Which lines in the material below contain the word "arrow"? Copy each of them.

※ ※ ※

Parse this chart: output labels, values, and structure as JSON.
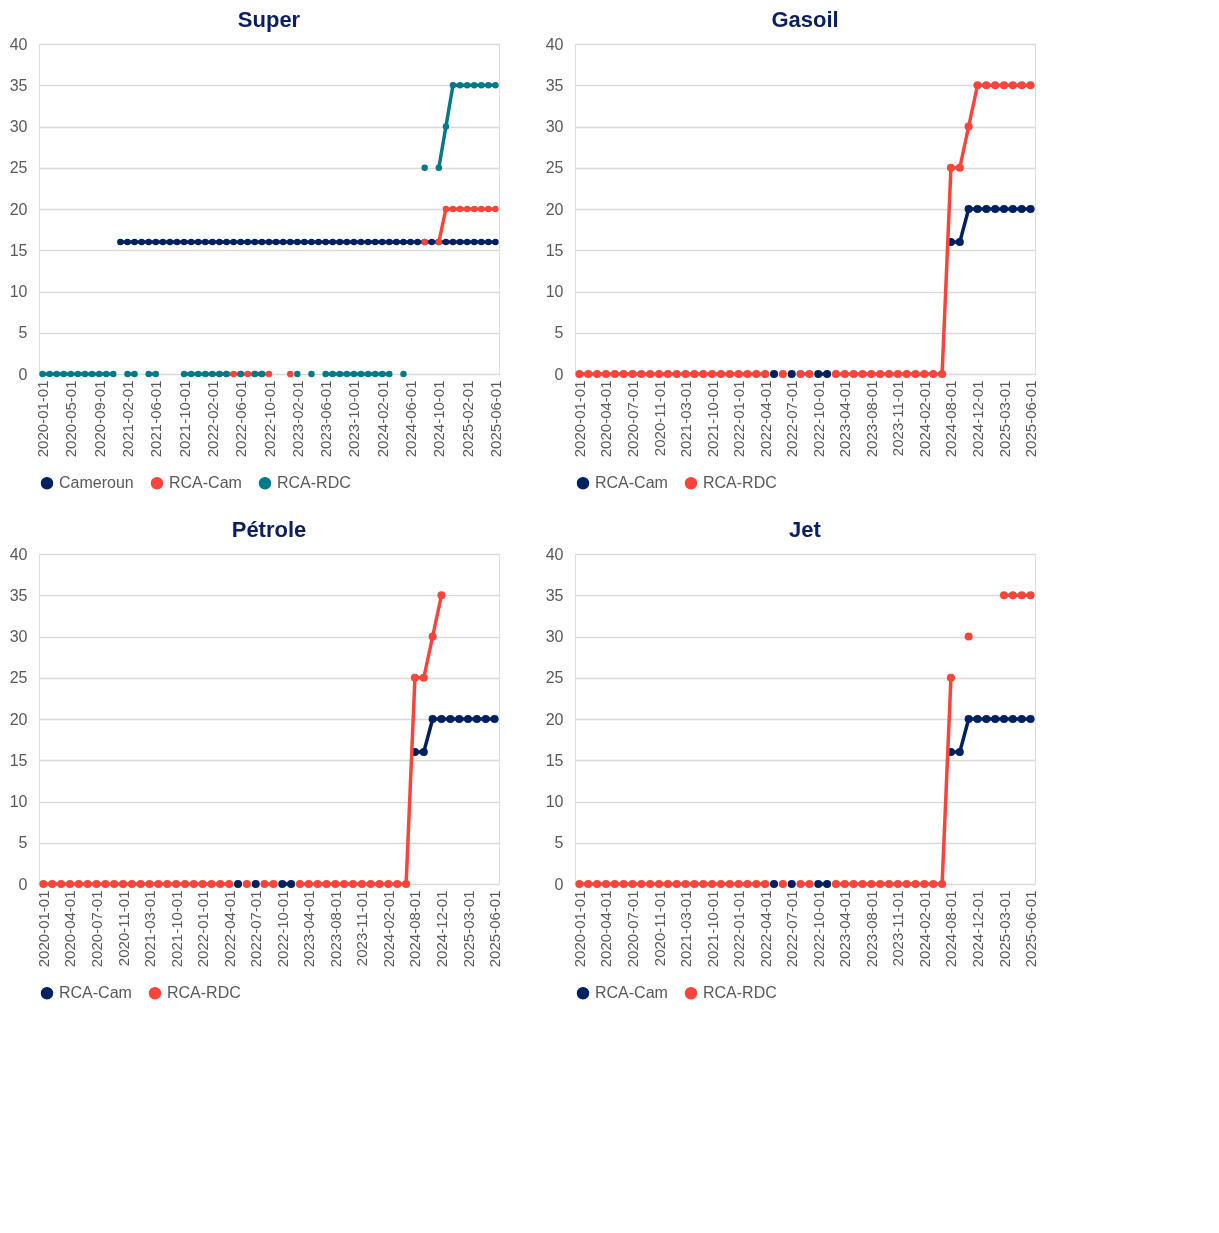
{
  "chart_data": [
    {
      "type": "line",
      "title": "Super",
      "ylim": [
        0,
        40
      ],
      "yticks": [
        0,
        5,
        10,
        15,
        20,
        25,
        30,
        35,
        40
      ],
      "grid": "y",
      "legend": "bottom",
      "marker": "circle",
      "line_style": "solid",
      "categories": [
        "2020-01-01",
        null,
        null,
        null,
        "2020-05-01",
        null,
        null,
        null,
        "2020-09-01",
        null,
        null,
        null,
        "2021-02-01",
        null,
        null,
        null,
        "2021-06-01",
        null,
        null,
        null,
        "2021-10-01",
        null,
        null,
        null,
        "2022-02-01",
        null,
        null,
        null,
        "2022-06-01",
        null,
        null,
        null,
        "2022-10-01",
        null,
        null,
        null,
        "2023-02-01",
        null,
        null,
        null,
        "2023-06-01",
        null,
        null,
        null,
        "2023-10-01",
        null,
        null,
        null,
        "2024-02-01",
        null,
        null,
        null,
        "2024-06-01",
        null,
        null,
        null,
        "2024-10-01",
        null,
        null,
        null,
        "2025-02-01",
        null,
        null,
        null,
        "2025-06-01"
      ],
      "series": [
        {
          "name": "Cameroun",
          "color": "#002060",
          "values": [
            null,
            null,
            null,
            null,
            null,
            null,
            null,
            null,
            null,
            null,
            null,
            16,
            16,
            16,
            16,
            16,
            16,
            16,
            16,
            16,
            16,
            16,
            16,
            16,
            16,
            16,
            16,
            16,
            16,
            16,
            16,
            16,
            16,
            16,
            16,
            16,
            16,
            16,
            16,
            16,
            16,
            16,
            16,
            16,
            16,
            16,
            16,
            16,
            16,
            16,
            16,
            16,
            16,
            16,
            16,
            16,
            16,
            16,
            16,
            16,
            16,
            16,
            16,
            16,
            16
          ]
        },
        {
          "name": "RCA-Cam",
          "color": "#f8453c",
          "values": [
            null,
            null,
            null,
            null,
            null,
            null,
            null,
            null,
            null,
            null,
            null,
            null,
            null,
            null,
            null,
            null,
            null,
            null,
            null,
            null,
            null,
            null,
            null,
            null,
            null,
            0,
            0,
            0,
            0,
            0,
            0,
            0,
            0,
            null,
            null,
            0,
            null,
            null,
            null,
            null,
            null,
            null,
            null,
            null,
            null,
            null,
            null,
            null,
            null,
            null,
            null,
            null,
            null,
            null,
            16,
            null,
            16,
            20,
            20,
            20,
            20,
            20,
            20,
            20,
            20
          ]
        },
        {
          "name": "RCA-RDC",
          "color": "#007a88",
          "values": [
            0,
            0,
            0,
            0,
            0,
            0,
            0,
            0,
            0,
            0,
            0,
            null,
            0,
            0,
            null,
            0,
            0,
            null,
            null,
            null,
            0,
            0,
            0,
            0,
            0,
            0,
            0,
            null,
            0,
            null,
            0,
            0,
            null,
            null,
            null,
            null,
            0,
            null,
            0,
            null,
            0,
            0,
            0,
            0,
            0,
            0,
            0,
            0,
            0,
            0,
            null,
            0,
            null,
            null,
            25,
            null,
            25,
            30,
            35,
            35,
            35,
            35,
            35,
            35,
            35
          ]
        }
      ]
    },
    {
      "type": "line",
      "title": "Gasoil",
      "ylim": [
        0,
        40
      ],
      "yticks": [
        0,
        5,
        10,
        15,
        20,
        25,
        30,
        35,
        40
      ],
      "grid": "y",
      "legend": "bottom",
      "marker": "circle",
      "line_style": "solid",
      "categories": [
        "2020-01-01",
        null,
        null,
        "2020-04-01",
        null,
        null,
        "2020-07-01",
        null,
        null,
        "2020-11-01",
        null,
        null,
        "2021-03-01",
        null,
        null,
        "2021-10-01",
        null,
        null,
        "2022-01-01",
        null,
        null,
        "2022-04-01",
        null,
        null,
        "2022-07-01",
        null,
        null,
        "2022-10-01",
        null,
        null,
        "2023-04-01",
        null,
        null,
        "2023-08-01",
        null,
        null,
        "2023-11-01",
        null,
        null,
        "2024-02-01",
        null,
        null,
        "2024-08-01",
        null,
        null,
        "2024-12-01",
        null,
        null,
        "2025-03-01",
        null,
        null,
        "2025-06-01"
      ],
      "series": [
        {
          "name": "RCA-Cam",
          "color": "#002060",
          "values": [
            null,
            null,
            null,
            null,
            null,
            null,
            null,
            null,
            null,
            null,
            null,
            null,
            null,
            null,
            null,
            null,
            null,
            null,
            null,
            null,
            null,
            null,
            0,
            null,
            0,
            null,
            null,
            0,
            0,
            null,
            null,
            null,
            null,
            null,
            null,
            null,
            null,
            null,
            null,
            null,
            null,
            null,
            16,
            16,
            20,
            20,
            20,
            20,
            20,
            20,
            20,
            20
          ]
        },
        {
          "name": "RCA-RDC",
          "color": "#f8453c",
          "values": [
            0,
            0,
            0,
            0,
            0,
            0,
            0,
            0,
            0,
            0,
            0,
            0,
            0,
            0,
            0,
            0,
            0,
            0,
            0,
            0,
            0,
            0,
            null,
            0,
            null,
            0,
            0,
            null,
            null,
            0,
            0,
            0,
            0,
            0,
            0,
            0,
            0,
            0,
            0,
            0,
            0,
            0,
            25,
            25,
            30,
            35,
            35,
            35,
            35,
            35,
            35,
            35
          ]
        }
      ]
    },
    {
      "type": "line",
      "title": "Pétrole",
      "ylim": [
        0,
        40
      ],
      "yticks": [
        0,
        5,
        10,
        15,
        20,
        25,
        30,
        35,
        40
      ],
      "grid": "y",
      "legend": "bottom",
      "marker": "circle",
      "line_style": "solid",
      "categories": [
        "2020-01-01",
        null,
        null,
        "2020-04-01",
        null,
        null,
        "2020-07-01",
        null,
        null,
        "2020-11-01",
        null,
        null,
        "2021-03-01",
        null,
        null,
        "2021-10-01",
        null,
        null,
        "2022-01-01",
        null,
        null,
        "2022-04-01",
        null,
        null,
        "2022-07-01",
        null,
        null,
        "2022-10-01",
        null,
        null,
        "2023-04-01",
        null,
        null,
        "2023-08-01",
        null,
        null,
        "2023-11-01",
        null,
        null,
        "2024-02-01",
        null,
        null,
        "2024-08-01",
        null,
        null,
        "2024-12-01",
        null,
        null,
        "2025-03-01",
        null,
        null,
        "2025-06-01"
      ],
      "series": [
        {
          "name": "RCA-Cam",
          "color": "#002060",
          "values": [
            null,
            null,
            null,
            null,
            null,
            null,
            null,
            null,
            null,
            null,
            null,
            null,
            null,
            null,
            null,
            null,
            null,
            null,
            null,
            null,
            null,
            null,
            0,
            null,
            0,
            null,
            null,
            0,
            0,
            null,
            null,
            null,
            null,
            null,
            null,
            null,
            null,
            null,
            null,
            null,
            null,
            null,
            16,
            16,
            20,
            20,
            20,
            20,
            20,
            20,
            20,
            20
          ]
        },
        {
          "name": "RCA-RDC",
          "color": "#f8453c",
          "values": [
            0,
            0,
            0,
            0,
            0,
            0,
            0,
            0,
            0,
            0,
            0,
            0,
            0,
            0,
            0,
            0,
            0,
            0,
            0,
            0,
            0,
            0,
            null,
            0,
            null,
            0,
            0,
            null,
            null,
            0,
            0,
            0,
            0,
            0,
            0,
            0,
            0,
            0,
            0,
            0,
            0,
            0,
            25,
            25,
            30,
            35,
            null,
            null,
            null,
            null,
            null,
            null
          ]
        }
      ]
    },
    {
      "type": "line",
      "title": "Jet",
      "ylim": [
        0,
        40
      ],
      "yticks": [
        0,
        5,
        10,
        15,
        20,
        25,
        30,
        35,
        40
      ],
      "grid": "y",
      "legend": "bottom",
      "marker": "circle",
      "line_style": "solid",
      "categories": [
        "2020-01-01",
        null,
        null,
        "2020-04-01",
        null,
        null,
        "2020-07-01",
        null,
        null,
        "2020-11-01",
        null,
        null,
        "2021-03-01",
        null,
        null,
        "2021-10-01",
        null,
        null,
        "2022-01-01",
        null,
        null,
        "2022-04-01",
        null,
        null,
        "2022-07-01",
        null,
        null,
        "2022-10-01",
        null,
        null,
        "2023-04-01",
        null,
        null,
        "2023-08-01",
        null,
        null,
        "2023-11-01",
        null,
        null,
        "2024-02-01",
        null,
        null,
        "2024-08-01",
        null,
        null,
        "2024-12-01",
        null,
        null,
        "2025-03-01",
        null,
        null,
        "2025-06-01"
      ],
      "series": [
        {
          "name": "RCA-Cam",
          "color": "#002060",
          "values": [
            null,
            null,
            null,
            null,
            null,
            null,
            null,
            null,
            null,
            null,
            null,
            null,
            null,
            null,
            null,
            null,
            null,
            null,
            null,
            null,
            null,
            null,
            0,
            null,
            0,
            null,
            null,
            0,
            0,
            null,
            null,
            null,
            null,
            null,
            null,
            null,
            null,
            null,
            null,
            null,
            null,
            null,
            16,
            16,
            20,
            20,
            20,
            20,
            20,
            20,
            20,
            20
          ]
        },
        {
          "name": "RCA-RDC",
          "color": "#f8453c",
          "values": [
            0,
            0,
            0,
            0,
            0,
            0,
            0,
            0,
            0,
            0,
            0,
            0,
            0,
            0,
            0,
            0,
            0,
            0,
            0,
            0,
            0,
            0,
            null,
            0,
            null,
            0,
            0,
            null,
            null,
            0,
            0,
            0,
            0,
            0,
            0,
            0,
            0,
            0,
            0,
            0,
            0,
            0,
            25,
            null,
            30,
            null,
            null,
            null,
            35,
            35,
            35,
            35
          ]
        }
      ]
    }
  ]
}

※ ※ ※

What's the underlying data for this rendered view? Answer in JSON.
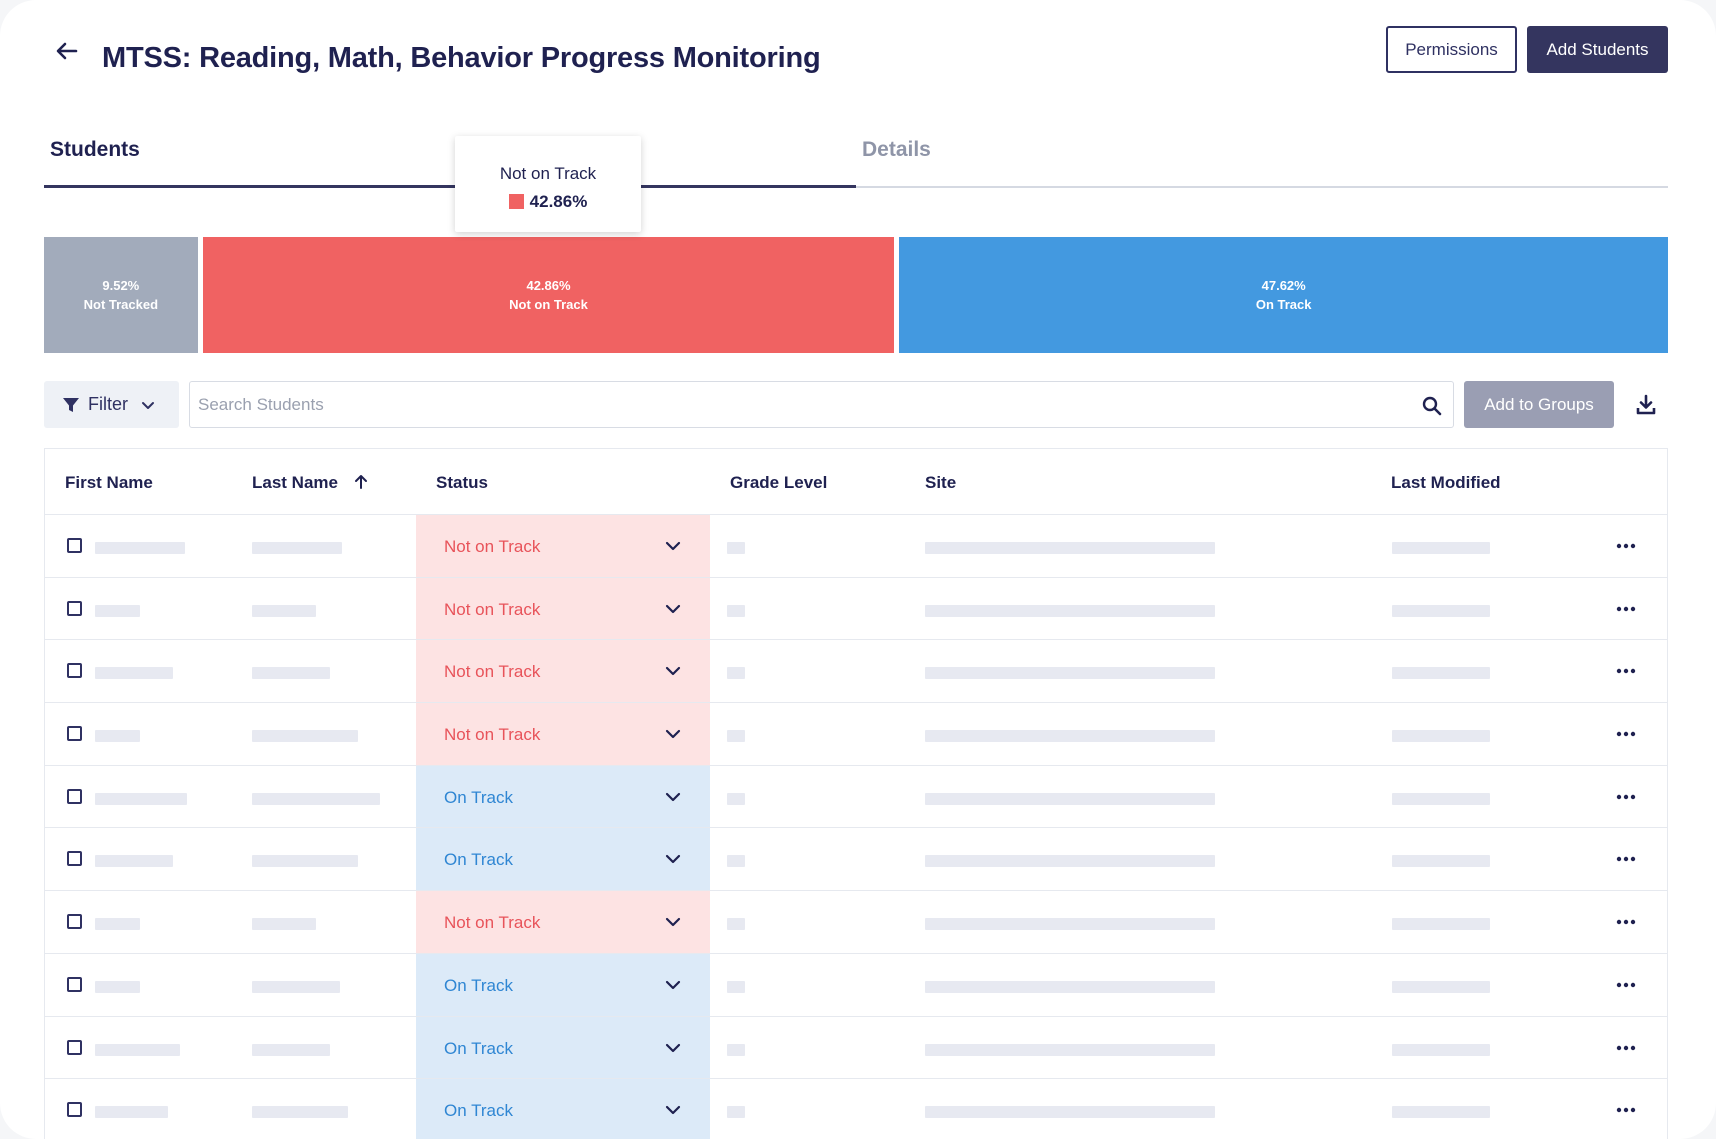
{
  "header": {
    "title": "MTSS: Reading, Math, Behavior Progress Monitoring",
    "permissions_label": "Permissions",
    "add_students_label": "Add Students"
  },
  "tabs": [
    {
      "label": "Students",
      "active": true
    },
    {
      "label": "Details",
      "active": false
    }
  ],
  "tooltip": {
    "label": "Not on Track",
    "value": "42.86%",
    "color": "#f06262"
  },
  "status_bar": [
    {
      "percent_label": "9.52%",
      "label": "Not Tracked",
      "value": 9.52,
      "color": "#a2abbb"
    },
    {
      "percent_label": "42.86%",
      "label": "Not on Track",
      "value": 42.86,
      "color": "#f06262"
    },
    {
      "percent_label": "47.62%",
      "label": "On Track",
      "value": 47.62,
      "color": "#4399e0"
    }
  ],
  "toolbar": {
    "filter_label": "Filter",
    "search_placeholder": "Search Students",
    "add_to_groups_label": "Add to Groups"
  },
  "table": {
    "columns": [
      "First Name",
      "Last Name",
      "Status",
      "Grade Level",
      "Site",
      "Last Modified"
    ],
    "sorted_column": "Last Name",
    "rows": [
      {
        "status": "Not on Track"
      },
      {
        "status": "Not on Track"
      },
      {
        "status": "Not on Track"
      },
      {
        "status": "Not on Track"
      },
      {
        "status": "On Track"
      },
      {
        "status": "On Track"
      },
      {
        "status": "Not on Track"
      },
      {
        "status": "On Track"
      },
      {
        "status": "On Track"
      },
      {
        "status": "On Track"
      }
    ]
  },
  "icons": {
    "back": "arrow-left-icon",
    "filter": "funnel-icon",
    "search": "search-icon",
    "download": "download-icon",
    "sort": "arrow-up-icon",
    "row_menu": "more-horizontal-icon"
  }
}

※ ※ ※

- [Final answer]
    "back": "arrow-left-icon",
    "sort": "arrow-up-icon",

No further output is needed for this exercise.